(Фрагмент текста):

━━━

Чтобы избежать неправильных истолкований, Соловьев стремится подчеркнуть, что Христос является смыслом, а не продуктом истории. Вот почему Он появляется не в конце, а в центре эволюции[225].
В «христологической космологии» или «космической христологии» Отцы видели разрешение антиномии между неизменными законами, управляющими видимой природой, и свободой сынов Божиих[226].
И именно эта проблема волновала того, кого называют «первым русским философом» (в действительности, украинским) — Григория Сковороду. Он начал с изучения естественных наук и философии Просвещения. Там он открыл для себя красоту порядка, но очень скоро понял, что именно этот естественный порядок и растоптал свободу человека. Что же делать? Отвергнуть науки? Для человека современной ему эпохи это было невозможно. Оставался только один выход: за пределами этих законов, управляющих космосом, нужно открыть Сына Божия, Логос, через Которого мы имеем свободный доступ к Отцу. «Мы в дурном вашем солнце обретем новое и прекрасное… Се провозглашает нам: “ Радуйтесь! ”; «Дерзайте! Мир вам! Не бойтесь! Я есть свет! Я свет солнцеву кумиру и его миру»; «жажда да грядет ко мне и да пьет!»»[227].
Если отрицать это христологическое основание космоса, «падает смысл и целесообразность мироздания»[228], напишет Вл. Соловьев.
Земная Церковь — это единство верующих людей, ведомых общей любовью к личности Иисуса Христа. Она есть «живой ковчег Духа Божьего, носящий в себе Христа, своего Спасителя и Владыку»[229]. Эти слова Хомякова, по сути, не добавляют ничего нового к тому, что всегда исповедовала христианская вера; но они становятся неожиданно глубокими, если мы свяжем их с жизненным опытом самого автора. Сопоставляя западное европейское общество, «страны больших чудес», с простой жизнью своей семьи, Хомяков был поражен той разницей, которая на первый взгляд казалась необъяснимой. Запад, столь развитый на всех уровнях, страдает из–за неизлечимых разделений. Но он помнит, что в его собственной семье, во времена его молодости все было направлено к единству. Откуда идет такое различие?

━━━

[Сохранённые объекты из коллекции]
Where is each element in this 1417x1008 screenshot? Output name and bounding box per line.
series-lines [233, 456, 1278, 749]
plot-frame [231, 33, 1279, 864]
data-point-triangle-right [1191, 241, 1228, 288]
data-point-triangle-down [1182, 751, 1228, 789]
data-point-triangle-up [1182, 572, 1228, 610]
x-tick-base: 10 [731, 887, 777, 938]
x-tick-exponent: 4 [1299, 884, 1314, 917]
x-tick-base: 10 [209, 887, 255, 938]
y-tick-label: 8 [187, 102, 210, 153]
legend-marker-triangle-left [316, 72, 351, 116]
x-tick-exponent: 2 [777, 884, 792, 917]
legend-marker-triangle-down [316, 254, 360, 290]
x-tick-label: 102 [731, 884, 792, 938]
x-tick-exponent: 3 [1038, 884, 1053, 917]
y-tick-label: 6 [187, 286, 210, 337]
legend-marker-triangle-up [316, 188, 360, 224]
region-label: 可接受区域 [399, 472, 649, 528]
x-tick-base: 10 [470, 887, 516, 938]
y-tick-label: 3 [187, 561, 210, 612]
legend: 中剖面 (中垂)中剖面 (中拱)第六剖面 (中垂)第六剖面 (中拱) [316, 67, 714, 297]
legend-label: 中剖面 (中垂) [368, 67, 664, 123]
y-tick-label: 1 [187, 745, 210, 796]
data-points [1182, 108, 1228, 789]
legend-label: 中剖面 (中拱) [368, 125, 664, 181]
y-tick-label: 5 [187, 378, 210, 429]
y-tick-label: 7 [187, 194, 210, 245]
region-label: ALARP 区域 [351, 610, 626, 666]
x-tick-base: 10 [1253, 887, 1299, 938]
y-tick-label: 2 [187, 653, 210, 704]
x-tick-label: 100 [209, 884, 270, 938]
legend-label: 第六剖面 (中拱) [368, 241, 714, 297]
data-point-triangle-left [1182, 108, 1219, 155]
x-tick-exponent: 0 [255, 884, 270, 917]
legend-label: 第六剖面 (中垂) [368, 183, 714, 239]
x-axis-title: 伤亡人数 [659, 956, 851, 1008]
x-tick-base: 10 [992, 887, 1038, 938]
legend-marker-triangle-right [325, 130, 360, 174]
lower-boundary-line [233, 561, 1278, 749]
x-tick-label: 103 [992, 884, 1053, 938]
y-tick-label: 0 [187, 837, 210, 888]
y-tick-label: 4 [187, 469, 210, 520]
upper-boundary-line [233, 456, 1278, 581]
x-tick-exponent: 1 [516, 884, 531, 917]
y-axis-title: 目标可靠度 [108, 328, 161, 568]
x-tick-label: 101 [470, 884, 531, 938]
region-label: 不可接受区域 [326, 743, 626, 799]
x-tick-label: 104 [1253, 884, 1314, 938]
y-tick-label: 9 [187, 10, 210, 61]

━━━

(Что сделать): Перепечатайте дословно из фрагмента текста выше отрывок, который начинается словами «Чтобы избежать неправильных» и заканчивается словами «свободой сынов Божиих[226].».

(Правильный ответ):
Чтобы избежать неправильных истолкований, Соловьев стремится подчеркнуть, что Христос является смыслом, а не продуктом истории. Вот почему Он появляется не в конце, а в центре эволюции[225].
В «христологической космологии» или «космической христологии» Отцы видели разрешение антиномии между неизменными законами, управляющими видимой природой, и свободой сынов Божиих[226].